____ DATA RECORDS
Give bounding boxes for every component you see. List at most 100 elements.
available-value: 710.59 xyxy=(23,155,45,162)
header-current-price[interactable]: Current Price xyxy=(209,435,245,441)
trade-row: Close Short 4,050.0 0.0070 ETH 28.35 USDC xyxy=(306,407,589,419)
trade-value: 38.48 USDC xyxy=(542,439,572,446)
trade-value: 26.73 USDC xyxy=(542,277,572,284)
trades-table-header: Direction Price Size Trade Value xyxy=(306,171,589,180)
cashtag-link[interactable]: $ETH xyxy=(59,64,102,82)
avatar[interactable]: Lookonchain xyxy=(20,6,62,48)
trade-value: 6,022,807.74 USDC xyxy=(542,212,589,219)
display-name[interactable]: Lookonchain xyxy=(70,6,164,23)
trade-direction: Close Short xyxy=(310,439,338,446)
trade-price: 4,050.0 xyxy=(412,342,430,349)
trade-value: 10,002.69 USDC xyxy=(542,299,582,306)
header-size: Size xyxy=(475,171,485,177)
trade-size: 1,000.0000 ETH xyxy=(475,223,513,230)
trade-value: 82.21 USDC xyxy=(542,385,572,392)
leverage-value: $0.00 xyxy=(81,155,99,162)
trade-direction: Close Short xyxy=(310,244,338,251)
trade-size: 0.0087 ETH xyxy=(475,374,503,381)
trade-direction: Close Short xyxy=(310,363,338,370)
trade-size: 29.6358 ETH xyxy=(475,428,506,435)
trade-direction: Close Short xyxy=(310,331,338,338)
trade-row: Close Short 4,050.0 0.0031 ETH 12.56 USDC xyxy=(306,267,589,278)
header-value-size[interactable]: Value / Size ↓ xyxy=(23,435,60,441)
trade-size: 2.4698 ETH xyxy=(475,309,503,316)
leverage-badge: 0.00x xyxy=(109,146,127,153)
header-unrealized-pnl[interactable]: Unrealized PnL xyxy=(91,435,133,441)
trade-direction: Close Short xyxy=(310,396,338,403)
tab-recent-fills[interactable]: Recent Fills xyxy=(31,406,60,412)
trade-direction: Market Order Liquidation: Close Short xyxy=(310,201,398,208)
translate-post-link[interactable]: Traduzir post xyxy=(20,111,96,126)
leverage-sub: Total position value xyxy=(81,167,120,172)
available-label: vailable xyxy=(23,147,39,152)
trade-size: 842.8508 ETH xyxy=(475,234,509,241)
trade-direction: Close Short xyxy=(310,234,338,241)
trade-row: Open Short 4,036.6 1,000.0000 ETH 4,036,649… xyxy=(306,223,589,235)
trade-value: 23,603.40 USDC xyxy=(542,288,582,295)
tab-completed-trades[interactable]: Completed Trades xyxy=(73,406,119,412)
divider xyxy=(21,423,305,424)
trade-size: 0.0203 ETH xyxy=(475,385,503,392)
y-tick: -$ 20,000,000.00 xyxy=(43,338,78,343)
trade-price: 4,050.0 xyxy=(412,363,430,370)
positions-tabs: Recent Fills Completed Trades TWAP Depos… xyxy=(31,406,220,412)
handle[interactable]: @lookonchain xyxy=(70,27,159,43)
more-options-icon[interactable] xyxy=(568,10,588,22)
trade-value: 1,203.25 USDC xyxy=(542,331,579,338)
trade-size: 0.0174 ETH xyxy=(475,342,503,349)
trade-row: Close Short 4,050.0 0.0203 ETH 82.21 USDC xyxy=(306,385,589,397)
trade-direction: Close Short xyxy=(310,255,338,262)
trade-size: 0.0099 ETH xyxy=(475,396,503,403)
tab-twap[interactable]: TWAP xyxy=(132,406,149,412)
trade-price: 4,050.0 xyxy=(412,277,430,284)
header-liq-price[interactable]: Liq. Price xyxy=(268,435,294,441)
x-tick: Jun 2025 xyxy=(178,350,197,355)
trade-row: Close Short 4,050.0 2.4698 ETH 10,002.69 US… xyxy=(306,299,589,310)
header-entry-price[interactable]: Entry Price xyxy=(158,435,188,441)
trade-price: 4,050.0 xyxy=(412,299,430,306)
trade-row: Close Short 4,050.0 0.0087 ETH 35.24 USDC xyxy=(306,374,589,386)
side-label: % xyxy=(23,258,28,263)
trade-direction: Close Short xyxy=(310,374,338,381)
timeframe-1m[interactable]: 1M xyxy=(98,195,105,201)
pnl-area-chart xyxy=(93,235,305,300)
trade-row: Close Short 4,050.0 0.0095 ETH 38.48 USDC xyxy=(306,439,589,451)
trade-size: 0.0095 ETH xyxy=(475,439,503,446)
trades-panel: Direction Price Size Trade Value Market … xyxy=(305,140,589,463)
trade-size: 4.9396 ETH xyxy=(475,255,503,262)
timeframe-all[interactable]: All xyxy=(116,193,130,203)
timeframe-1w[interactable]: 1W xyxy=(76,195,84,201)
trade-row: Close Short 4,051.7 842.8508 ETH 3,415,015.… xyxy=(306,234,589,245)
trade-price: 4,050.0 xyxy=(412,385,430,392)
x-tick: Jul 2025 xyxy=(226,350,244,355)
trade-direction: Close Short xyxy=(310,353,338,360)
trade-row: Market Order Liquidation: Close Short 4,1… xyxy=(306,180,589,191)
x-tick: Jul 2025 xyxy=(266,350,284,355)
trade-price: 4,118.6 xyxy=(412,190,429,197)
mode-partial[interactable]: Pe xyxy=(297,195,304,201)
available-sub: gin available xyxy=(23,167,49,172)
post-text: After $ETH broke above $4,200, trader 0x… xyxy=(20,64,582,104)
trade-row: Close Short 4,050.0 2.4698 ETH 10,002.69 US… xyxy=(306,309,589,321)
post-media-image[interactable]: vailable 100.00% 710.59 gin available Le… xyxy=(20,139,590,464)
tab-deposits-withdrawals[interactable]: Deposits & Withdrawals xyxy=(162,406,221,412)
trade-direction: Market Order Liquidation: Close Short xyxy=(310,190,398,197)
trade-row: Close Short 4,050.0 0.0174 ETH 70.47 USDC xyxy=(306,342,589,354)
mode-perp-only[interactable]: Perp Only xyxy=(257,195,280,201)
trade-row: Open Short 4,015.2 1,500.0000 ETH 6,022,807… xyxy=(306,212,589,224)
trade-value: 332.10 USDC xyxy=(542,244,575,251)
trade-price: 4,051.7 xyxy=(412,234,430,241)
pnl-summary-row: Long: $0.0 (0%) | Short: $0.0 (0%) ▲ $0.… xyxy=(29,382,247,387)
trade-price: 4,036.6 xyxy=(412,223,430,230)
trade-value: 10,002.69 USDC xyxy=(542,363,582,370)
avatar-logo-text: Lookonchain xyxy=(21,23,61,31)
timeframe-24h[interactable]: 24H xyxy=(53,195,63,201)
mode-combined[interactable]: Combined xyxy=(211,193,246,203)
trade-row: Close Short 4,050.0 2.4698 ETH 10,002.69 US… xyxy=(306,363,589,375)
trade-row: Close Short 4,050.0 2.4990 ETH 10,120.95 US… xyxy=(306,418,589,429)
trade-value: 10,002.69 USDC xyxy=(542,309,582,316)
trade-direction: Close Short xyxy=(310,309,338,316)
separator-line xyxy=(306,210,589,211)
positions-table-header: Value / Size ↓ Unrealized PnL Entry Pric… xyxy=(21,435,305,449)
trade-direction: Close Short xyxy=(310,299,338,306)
________
WORK REQUIRED
Retype every line of the listing above without any changes.

RESULT
Give bounding boxes for every component you see. List at most 100 elements.
available-value: 710.59 xyxy=(23,155,45,162)
header-current-price[interactable]: Current Price xyxy=(209,435,245,441)
trade-row: Close Short 4,050.0 0.0070 ETH 28.35 USDC xyxy=(306,407,589,419)
trade-value: 38.48 USDC xyxy=(542,439,572,446)
trade-value: 26.73 USDC xyxy=(542,277,572,284)
trades-table-header: Direction Price Size Trade Value xyxy=(306,171,589,180)
cashtag-link[interactable]: $ETH xyxy=(59,64,102,82)
avatar[interactable]: Lookonchain xyxy=(20,6,62,48)
trade-value: 6,022,807.74 USDC xyxy=(542,212,589,219)
display-name[interactable]: Lookonchain xyxy=(70,6,164,23)
trade-direction: Close Short xyxy=(310,439,338,446)
trade-price: 4,050.0 xyxy=(412,342,430,349)
trade-value: 10,002.69 USDC xyxy=(542,299,582,306)
header-size: Size xyxy=(475,171,485,177)
trade-size: 1,000.0000 ETH xyxy=(475,223,513,230)
trade-value: 82.21 USDC xyxy=(542,385,572,392)
leverage-value: $0.00 xyxy=(81,155,99,162)
trade-direction: Close Short xyxy=(310,244,338,251)
trade-size: 0.0087 ETH xyxy=(475,374,503,381)
trade-direction: Close Short xyxy=(310,363,338,370)
trade-size: 29.6358 ETH xyxy=(475,428,506,435)
trade-direction: Close Short xyxy=(310,331,338,338)
trade-row: Close Short 4,050.0 0.0031 ETH 12.56 USDC xyxy=(306,267,589,278)
header-value-size[interactable]: Value / Size ↓ xyxy=(23,435,60,441)
trade-size: 2.4698 ETH xyxy=(475,309,503,316)
leverage-badge: 0.00x xyxy=(109,146,127,153)
header-unrealized-pnl[interactable]: Unrealized PnL xyxy=(91,435,133,441)
trade-direction: Close Short xyxy=(310,396,338,403)
tab-recent-fills[interactable]: Recent Fills xyxy=(31,406,60,412)
trade-direction: Market Order Liquidation: Close Short xyxy=(310,201,398,208)
translate-post-link[interactable]: Traduzir post xyxy=(20,111,96,126)
leverage-sub: Total position value xyxy=(81,167,120,172)
available-label: vailable xyxy=(23,147,39,152)
trade-size: 842.8508 ETH xyxy=(475,234,509,241)
trade-direction: Close Short xyxy=(310,234,338,241)
trade-row: Open Short 4,036.6 1,000.0000 ETH 4,036,649… xyxy=(306,223,589,235)
trade-value: 23,603.40 USDC xyxy=(542,288,582,295)
tab-completed-trades[interactable]: Completed Trades xyxy=(73,406,119,412)
divider xyxy=(21,423,305,424)
trade-size: 0.0203 ETH xyxy=(475,385,503,392)
y-tick: -$ 20,000,000.00 xyxy=(43,338,78,343)
trade-price: 4,050.0 xyxy=(412,363,430,370)
positions-tabs: Recent Fills Completed Trades TWAP Depos… xyxy=(31,406,220,412)
handle[interactable]: @lookonchain xyxy=(70,27,159,43)
more-options-icon[interactable] xyxy=(568,10,588,22)
trade-value: 1,203.25 USDC xyxy=(542,331,579,338)
trade-size: 0.0174 ETH xyxy=(475,342,503,349)
trade-row: Close Short 4,050.0 0.0203 ETH 82.21 USDC xyxy=(306,385,589,397)
trade-direction: Close Short xyxy=(310,255,338,262)
trade-size: 0.0099 ETH xyxy=(475,396,503,403)
tab-twap[interactable]: TWAP xyxy=(132,406,149,412)
trade-price: 4,050.0 xyxy=(412,277,430,284)
header-liq-price[interactable]: Liq. Price xyxy=(268,435,294,441)
x-tick: Jun 2025 xyxy=(178,350,197,355)
trade-row: Close Short 4,050.0 2.4698 ETH 10,002.69 US… xyxy=(306,299,589,310)
header-entry-price[interactable]: Entry Price xyxy=(158,435,188,441)
trade-price: 4,050.0 xyxy=(412,299,430,306)
trade-row: Close Short 4,050.0 0.0087 ETH 35.24 USDC xyxy=(306,374,589,386)
side-label: % xyxy=(23,258,28,263)
trade-direction: Close Short xyxy=(310,374,338,381)
timeframe-1m[interactable]: 1M xyxy=(98,195,105,201)
pnl-area-chart xyxy=(93,235,305,300)
trade-row: Close Short 4,050.0 0.0095 ETH 38.48 USDC xyxy=(306,439,589,451)
trade-size: 0.0095 ETH xyxy=(475,439,503,446)
trades-panel: Direction Price Size Trade Value Market … xyxy=(305,140,589,463)
trade-size: 4.9396 ETH xyxy=(475,255,503,262)
timeframe-all[interactable]: All xyxy=(116,193,130,203)
timeframe-1w[interactable]: 1W xyxy=(76,195,84,201)
trade-row: Close Short 4,051.7 842.8508 ETH 3,415,015.… xyxy=(306,234,589,245)
trade-price: 4,050.0 xyxy=(412,385,430,392)
x-tick: Jul 2025 xyxy=(226,350,244,355)
trade-direction: Close Short xyxy=(310,353,338,360)
trade-row: Market Order Liquidation: Close Short 4,1… xyxy=(306,180,589,191)
x-tick: Jul 2025 xyxy=(266,350,284,355)
trade-price: 4,118.6 xyxy=(412,190,429,197)
mode-partial[interactable]: Pe xyxy=(297,195,304,201)
available-sub: gin available xyxy=(23,167,49,172)
post-text: After $ETH broke above $4,200, trader 0x… xyxy=(20,64,582,104)
trade-row: Close Short 4,050.0 2.4698 ETH 10,002.69 US… xyxy=(306,309,589,321)
post-media-image[interactable]: vailable 100.00% 710.59 gin available Le… xyxy=(20,139,590,464)
tab-deposits-withdrawals[interactable]: Deposits & Withdrawals xyxy=(162,406,221,412)
trade-direction: Market Order Liquidation: Close Short xyxy=(310,190,398,197)
trade-row: Close Short 4,050.0 0.0174 ETH 70.47 USDC xyxy=(306,342,589,354)
mode-perp-only[interactable]: Perp Only xyxy=(257,195,280,201)
trade-row: Open Short 4,015.2 1,500.0000 ETH 6,022,807… xyxy=(306,212,589,224)
trade-value: 332.10 USDC xyxy=(542,244,575,251)
trade-price: 4,051.7 xyxy=(412,234,430,241)
pnl-summary-row: Long: $0.0 (0%) | Short: $0.0 (0%) ▲ $0.… xyxy=(29,382,247,387)
trade-price: 4,036.6 xyxy=(412,223,430,230)
trade-value: 10,002.69 USDC xyxy=(542,363,582,370)
avatar-logo-text: Lookonchain xyxy=(21,23,61,31)
timeframe-24h[interactable]: 24H xyxy=(53,195,63,201)
mode-combined[interactable]: Combined xyxy=(211,193,246,203)
trade-row: Close Short 4,050.0 2.4698 ETH 10,002.69 US… xyxy=(306,363,589,375)
trade-row: Close Short 4,050.0 2.4990 ETH 10,120.95 US… xyxy=(306,418,589,429)
trade-value: 10,002.69 USDC xyxy=(542,309,582,316)
trade-direction: Close Short xyxy=(310,309,338,316)
separator-line xyxy=(306,210,589,211)
positions-table-header: Value / Size ↓ Unrealized PnL Entry Pric… xyxy=(21,435,305,449)
trade-direction: Close Short xyxy=(310,299,338,306)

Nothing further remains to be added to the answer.